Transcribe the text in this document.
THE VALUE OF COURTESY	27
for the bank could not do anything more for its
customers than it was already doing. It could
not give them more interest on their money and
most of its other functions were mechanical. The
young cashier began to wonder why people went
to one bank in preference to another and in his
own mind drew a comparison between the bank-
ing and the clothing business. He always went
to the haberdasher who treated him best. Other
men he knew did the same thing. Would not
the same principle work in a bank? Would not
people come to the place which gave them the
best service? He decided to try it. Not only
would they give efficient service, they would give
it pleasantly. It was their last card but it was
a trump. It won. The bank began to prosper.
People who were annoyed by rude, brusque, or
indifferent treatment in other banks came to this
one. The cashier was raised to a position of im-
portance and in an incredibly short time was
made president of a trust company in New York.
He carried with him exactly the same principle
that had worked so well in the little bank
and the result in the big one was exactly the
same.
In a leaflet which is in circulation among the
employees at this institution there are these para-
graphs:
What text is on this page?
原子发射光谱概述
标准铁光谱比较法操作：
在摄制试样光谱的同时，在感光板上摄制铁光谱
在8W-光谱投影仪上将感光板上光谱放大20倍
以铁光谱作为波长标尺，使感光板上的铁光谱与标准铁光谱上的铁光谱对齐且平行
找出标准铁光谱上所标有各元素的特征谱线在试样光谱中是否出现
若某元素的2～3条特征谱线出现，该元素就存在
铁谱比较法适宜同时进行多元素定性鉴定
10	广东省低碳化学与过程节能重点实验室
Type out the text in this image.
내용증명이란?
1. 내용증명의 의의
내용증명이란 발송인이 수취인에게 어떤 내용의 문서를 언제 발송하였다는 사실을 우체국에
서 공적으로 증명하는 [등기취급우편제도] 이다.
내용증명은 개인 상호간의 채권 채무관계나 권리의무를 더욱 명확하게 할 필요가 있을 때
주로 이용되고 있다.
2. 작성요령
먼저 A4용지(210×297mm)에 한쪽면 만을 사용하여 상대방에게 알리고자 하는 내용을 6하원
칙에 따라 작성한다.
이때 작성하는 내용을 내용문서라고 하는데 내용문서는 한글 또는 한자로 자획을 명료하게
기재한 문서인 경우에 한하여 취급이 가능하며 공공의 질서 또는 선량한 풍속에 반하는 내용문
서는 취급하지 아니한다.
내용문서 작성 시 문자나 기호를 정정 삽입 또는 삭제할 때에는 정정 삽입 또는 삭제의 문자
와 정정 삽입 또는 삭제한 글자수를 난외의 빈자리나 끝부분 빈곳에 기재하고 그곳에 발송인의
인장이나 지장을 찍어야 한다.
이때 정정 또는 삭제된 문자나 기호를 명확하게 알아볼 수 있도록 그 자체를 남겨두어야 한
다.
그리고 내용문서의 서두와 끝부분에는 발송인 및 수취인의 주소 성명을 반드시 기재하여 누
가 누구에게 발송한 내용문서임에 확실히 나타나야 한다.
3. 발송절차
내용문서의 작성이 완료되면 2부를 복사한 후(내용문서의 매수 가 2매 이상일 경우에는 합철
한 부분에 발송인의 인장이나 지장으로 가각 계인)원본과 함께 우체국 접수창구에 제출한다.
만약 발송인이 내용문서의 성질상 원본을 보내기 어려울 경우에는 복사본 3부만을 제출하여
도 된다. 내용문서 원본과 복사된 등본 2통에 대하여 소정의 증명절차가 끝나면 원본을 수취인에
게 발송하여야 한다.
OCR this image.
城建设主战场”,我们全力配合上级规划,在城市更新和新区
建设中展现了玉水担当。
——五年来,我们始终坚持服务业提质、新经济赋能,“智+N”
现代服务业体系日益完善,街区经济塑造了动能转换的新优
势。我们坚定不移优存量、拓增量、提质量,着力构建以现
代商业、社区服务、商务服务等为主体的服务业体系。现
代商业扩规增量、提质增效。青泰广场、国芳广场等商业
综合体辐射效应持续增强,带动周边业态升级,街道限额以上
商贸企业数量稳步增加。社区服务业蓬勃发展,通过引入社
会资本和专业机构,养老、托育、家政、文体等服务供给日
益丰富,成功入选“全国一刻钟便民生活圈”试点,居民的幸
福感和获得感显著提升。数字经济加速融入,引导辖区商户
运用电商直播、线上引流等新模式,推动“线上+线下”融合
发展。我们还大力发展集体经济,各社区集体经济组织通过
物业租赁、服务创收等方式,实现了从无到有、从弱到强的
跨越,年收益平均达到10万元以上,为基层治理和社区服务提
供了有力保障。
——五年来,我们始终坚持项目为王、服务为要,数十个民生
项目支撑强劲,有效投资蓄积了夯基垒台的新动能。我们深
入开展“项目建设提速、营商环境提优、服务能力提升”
++++++++
** WHAT TO PRODUCE **
List all lines in the material containing the string "cashier".

** FINAL RESULT **
young cashier began to wonder why people went
one. The cashier was raised to a position of im-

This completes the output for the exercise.